Goal:
Print out every record exactly as it appears.

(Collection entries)
────

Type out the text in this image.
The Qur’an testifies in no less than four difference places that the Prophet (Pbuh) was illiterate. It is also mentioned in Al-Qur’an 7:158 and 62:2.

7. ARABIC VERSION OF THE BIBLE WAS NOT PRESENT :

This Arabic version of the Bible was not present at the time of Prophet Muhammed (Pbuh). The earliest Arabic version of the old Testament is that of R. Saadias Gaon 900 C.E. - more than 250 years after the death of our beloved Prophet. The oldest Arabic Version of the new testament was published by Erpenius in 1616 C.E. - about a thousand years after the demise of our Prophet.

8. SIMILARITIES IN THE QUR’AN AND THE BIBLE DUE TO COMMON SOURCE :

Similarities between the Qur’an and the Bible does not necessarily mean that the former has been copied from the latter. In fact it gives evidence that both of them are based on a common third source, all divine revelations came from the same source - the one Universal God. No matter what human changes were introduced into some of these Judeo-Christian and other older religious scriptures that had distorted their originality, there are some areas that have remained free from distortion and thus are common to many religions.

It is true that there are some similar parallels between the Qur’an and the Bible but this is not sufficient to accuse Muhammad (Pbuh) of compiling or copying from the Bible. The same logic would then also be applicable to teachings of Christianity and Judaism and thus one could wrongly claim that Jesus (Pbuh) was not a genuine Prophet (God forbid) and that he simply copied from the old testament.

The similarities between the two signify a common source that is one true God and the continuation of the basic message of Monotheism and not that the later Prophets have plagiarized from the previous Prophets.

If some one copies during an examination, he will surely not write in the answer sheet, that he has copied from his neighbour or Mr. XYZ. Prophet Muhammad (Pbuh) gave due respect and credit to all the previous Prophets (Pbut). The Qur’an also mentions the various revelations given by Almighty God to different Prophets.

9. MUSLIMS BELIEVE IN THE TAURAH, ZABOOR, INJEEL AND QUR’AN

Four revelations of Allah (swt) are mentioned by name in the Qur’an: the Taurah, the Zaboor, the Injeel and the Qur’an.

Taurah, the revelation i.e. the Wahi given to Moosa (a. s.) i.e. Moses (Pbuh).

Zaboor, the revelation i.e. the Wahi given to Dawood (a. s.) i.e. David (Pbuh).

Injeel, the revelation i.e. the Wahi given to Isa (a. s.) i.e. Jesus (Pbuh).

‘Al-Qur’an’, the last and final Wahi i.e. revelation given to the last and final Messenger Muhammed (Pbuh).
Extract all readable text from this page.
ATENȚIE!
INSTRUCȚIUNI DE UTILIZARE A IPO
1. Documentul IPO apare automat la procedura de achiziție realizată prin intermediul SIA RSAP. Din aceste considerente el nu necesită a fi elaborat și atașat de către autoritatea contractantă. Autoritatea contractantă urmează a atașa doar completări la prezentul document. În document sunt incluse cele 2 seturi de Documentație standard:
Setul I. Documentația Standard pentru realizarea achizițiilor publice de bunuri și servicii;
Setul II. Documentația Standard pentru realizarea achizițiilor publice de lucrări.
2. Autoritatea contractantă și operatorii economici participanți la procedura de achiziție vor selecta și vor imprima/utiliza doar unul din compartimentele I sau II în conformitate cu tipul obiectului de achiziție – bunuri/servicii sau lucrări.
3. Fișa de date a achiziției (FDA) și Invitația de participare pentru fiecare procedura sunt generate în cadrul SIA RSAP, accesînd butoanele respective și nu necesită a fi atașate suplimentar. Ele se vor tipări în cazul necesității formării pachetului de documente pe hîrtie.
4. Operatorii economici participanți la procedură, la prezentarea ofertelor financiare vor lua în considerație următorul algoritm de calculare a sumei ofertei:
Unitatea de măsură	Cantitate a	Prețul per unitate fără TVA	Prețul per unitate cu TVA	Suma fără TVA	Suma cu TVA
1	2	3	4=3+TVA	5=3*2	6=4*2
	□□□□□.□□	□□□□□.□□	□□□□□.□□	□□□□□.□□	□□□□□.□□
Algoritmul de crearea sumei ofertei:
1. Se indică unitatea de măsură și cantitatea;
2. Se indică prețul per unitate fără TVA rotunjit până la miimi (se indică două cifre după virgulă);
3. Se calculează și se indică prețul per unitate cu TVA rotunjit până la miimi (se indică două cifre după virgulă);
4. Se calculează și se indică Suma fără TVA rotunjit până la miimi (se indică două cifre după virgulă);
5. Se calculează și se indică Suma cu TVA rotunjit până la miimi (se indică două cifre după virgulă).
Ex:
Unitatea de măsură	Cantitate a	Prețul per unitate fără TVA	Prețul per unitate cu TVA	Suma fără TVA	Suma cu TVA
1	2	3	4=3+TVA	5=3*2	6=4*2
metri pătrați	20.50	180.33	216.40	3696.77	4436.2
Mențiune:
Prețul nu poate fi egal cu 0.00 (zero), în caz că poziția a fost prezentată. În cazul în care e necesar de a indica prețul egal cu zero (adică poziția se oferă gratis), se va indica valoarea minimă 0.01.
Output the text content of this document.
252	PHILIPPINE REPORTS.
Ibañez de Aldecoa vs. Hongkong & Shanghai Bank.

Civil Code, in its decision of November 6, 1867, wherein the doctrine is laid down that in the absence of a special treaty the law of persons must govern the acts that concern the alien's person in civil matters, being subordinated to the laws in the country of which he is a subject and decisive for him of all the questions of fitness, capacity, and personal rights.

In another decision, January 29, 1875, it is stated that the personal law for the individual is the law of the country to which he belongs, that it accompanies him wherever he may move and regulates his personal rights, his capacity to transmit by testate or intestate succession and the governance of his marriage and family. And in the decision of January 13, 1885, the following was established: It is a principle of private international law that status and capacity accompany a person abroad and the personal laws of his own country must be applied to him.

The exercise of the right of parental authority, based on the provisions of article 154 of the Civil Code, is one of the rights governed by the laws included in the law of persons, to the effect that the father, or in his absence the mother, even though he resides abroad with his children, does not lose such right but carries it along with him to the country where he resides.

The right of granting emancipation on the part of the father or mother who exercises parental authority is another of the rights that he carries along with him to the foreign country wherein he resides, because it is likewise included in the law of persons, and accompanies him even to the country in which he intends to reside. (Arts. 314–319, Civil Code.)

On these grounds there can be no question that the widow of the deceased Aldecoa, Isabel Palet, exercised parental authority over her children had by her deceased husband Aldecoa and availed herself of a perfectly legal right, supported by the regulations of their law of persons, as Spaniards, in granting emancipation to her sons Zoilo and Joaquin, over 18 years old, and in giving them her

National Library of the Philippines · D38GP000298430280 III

────

Response:
Type out the text in this image.
The Qur’an testifies in no less than four difference places that the Prophet (Pbuh) was illiterate. It is also mentioned in Al-Qur’an 7:158 and 62:2.

7. ARABIC VERSION OF THE BIBLE WAS NOT PRESENT :

This Arabic version of the Bible was not present at the time of Prophet Muhammed (Pbuh). The earliest Arabic version of the old Testament is that of R. Saadias Gaon 900 C.E. - more than 250 years after the death of our beloved Prophet. The oldest Arabic Version of the new testament was published by Erpenius in 1616 C.E. - about a thousand years after the demise of our Prophet.

8. SIMILARITIES IN THE QUR’AN AND THE BIBLE DUE TO COMMON SOURCE :

Similarities between the Qur’an and the Bible does not necessarily mean that the former has been copied from the latter. In fact it gives evidence that both of them are based on a common third source, all divine revelations came from the same source - the one Universal God. No matter what human changes were introduced into some of these Judeo-Christian and other older religious scriptures that had distorted their originality, there are some areas that have remained free from distortion and thus are common to many religions.

It is true that there are some similar parallels between the Qur’an and the Bible but this is not sufficient to accuse Muhammad (Pbuh) of compiling or copying from the Bible. The same logic would then also be applicable to teachings of Christianity and Judaism and thus one could wrongly claim that Jesus (Pbuh) was not a genuine Prophet (God forbid) and that he simply copied from the old testament.

The similarities between the two signify a common source that is one true God and the continuation of the basic message of Monotheism and not that the later Prophets have plagiarized from the previous Prophets.

If some one copies during an examination, he will surely not write in the answer sheet, that he has copied from his neighbour or Mr. XYZ. Prophet Muhammad (Pbuh) gave due respect and credit to all the previous Prophets (Pbut). The Qur’an also mentions the various revelations given by Almighty God to different Prophets.

9. MUSLIMS BELIEVE IN THE TAURAH, ZABOOR, INJEEL AND QUR’AN

Four revelations of Allah (swt) are mentioned by name in the Qur’an: the Taurah, the Zaboor, the Injeel and the Qur’an.

Taurah, the revelation i.e. the Wahi given to Moosa (a. s.) i.e. Moses (Pbuh).

Zaboor, the revelation i.e. the Wahi given to Dawood (a. s.) i.e. David (Pbuh).

Injeel, the revelation i.e. the Wahi given to Isa (a. s.) i.e. Jesus (Pbuh).

‘Al-Qur’an’, the last and final Wahi i.e. revelation given to the last and final Messenger Muhammed (Pbuh).
Extract all readable text from this page.
ATENȚIE!
INSTRUCȚIUNI DE UTILIZARE A IPO
1. Documentul IPO apare automat la procedura de achiziție realizată prin intermediul SIA RSAP. Din aceste considerente el nu necesită a fi elaborat și atașat de către autoritatea contractantă. Autoritatea contractantă urmează a atașa doar completări la prezentul document. În document sunt incluse cele 2 seturi de Documentație standard:
Setul I. Documentația Standard pentru realizarea achizițiilor publice de bunuri și servicii;
Setul II. Documentația Standard pentru realizarea achizițiilor publice de lucrări.
2. Autoritatea contractantă și operatorii economici participanți la procedura de achiziție vor selecta și vor imprima/utiliza doar unul din compartimentele I sau II în conformitate cu tipul obiectului de achiziție – bunuri/servicii sau lucrări.
3. Fișa de date a achiziției (FDA) și Invitația de participare pentru fiecare procedura sunt generate în cadrul SIA RSAP, accesînd butoanele respective și nu necesită a fi atașate suplimentar. Ele se vor tipări în cazul necesității formării pachetului de documente pe hîrtie.
4. Operatorii economici participanți la procedură, la prezentarea ofertelor financiare vor lua în considerație următorul algoritm de calculare a sumei ofertei:
Unitatea de măsură	Cantitate a	Prețul per unitate fără TVA	Prețul per unitate cu TVA	Suma fără TVA	Suma cu TVA
1	2	3	4=3+TVA	5=3*2	6=4*2
	□□□□□.□□	□□□□□.□□	□□□□□.□□	□□□□□.□□	□□□□□.□□
Algoritmul de crearea sumei ofertei:
1. Se indică unitatea de măsură și cantitatea;
2. Se indică prețul per unitate fără TVA rotunjit până la miimi (se indică două cifre după virgulă);
3. Se calculează și se indică prețul per unitate cu TVA rotunjit până la miimi (se indică două cifre după virgulă);
4. Se calculează și se indică Suma fără TVA rotunjit până la miimi (se indică două cifre după virgulă);
5. Se calculează și se indică Suma cu TVA rotunjit până la miimi (se indică două cifre după virgulă).
Ex:
Unitatea de măsură	Cantitate a	Prețul per unitate fără TVA	Prețul per unitate cu TVA	Suma fără TVA	Suma cu TVA
1	2	3	4=3+TVA	5=3*2	6=4*2
metri pătrați	20.50	180.33	216.40	3696.77	4436.2
Mențiune:
Prețul nu poate fi egal cu 0.00 (zero), în caz că poziția a fost prezentată. În cazul în care e necesar de a indica prețul egal cu zero (adică poziția se oferă gratis), se va indica valoarea minimă 0.01.
Output the text content of this document.
252	PHILIPPINE REPORTS.
Ibañez de Aldecoa vs. Hongkong & Shanghai Bank.

Civil Code, in its decision of November 6, 1867, wherein the doctrine is laid down that in the absence of a special treaty the law of persons must govern the acts that concern the alien's person in civil matters, being subordinated to the laws in the country of which he is a subject and decisive for him of all the questions of fitness, capacity, and personal rights.

In another decision, January 29, 1875, it is stated that the personal law for the individual is the law of the country to which he belongs, that it accompanies him wherever he may move and regulates his personal rights, his capacity to transmit by testate or intestate succession and the governance of his marriage and family. And in the decision of January 13, 1885, the following was established: It is a principle of private international law that status and capacity accompany a person abroad and the personal laws of his own country must be applied to him.

The exercise of the right of parental authority, based on the provisions of article 154 of the Civil Code, is one of the rights governed by the laws included in the law of persons, to the effect that the father, or in his absence the mother, even though he resides abroad with his children, does not lose such right but carries it along with him to the country where he resides.

The right of granting emancipation on the part of the father or mother who exercises parental authority is another of the rights that he carries along with him to the foreign country wherein he resides, because it is likewise included in the law of persons, and accompanies him even to the country in which he intends to reside. (Arts. 314–319, Civil Code.)

On these grounds there can be no question that the widow of the deceased Aldecoa, Isabel Palet, exercised parental authority over her children had by her deceased husband Aldecoa and availed herself of a perfectly legal right, supported by the regulations of their law of persons, as Spaniards, in granting emancipation to her sons Zoilo and Joaquin, over 18 years old, and in giving them her

National Library of the Philippines · D38GP000298430280 III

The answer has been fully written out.